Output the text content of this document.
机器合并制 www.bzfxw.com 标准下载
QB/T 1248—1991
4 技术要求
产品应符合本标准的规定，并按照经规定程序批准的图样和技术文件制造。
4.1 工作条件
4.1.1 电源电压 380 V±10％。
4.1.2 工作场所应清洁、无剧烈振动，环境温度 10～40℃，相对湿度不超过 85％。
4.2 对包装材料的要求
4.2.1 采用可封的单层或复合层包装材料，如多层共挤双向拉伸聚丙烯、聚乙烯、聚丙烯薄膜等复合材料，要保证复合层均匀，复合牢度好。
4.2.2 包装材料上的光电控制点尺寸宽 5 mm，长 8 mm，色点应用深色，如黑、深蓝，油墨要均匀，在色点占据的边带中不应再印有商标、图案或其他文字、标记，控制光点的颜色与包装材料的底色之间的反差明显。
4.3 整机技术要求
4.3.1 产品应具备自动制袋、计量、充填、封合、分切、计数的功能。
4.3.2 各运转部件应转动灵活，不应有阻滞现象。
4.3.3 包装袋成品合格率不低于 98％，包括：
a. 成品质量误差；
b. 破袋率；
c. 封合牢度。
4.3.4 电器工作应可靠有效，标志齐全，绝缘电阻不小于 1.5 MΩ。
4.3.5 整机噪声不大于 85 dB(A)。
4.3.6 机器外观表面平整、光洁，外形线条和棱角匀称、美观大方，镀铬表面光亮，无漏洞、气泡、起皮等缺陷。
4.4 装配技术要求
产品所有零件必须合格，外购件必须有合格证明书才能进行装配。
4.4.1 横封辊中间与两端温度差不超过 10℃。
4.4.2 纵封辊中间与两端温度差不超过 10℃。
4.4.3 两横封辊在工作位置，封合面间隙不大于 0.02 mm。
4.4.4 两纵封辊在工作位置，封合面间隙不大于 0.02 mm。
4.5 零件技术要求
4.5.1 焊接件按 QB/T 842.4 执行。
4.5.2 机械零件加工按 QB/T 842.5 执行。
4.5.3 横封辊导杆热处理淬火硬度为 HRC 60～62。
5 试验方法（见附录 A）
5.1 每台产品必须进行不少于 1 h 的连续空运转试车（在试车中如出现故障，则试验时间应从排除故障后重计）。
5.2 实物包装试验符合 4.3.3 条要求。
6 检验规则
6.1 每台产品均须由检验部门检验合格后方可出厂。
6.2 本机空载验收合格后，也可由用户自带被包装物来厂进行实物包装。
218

##############################

Pick out the lines that include the word "封合面间隙不大于" and write them out.

4.4.3 两横封辊在工作位置，封合面间隙不大于 0.02 mm。
4.4.4 两纵封辊在工作位置，封合面间隙不大于 0.02 mm。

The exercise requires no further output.